Antwort von Kanzleramtsminister Prof. Dr. Helge Braun 06.07.2018:
Antwort Dr Helge Braun Berlin Menschenrechtssituation Kamerun 07-2018
Leider gleichlautend mit dem Schreiben von Prof. Dr. Helge Braun vom 8. Juni 2018:
Antwort Dr Helge Braun Berlin Menschenrechtssituation Kamerun 06-2018
Aussagekräftiger ist das Antwortschreiben aus dem Auswärtigen Amt auf eine Anfrage aus dem Kirchenkreis Witzenhausen:
Antwort Auswärtiges Amt Michael Grimm 1607-2018
ich danke Ihnen für Ihre Mail zur Lage in Kamerun. Ich wurde gebeten Ihnen baldmöglichst zu antworten.
Die Bundesregierung beobachtet die kritische Entwicklung der Lage in den anglophonen Regionen Kameruns von Beginn an.

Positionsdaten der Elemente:
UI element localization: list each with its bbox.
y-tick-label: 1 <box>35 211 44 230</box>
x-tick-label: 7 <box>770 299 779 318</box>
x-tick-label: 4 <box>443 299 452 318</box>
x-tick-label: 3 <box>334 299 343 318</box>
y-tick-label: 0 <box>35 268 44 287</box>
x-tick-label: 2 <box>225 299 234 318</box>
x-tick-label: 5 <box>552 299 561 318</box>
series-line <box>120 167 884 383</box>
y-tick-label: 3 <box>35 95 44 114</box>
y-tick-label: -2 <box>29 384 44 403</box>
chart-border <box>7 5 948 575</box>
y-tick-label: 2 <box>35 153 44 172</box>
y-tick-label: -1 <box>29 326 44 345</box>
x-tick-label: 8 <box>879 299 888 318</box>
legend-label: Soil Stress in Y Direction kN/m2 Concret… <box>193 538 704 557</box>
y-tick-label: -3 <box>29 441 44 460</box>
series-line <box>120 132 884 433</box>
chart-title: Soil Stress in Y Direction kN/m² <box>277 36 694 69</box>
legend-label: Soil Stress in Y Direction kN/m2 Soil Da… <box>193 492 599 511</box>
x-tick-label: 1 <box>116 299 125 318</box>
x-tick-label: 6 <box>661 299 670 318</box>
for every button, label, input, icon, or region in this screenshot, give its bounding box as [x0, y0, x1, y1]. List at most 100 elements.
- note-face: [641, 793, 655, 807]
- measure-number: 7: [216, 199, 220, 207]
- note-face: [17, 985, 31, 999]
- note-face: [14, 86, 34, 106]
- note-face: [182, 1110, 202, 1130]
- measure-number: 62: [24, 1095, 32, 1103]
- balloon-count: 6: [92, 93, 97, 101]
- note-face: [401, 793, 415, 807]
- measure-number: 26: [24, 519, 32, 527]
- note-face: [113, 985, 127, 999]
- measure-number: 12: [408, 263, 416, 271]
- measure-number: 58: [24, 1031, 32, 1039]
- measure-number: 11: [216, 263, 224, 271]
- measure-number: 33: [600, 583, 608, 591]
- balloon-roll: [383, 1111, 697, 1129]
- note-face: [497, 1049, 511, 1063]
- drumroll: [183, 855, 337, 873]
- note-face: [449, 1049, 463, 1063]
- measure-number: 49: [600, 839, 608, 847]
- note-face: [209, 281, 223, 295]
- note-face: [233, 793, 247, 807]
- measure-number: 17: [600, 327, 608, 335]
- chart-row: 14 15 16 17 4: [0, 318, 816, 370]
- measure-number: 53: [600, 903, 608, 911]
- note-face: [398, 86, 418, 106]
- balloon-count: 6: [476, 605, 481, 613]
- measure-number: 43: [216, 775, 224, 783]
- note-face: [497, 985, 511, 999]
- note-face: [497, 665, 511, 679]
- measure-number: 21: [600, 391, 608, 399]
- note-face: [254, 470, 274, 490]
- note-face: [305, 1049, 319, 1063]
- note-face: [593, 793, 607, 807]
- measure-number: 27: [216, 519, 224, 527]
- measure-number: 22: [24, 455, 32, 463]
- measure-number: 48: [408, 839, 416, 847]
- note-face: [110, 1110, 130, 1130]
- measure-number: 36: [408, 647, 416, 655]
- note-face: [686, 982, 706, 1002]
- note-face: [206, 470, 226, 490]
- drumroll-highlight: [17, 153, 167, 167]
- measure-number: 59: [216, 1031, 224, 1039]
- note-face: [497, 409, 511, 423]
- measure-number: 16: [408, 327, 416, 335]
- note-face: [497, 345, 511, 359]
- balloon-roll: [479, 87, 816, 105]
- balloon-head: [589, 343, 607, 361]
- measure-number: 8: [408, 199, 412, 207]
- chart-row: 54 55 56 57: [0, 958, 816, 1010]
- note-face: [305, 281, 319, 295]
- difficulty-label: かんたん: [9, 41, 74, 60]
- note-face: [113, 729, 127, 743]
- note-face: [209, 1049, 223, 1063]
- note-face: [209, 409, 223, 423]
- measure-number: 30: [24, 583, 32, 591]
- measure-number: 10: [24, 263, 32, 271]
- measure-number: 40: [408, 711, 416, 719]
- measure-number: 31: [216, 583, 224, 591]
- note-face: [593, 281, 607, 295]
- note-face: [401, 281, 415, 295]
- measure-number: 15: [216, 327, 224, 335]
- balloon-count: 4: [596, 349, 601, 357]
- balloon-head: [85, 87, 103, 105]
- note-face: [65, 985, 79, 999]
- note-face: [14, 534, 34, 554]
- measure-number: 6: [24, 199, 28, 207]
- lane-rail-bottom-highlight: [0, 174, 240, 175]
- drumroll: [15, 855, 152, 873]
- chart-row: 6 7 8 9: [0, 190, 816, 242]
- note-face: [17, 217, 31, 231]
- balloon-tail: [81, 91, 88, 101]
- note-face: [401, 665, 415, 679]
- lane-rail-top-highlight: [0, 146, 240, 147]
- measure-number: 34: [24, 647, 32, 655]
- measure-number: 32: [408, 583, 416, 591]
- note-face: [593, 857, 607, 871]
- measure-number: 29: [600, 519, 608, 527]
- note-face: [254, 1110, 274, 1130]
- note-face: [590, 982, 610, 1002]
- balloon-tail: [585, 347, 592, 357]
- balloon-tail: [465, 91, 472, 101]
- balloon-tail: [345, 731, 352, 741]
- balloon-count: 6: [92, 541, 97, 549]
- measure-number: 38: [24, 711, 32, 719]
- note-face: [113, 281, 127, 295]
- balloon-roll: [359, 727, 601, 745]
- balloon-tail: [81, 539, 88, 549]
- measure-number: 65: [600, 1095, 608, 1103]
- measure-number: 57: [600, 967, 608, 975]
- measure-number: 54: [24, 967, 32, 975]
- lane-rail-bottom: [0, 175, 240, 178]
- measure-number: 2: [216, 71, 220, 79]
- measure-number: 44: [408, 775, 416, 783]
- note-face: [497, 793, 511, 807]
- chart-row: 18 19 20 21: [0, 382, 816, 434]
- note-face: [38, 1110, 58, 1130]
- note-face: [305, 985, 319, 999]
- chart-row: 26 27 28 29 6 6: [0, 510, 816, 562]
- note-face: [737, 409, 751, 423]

ZIEL »
Gib den Absatz im Dokumenttext, der mit „ich danke Ihnen für Ihre Mail“ beginnt, in einem einzigen kürzeren Satz wieder.

ERLEDIGTE AUFGABE »
Dank für Ihre Mail zur Lage in Kamerun, auf die ich auf Bitte hin möglichst bald antworte.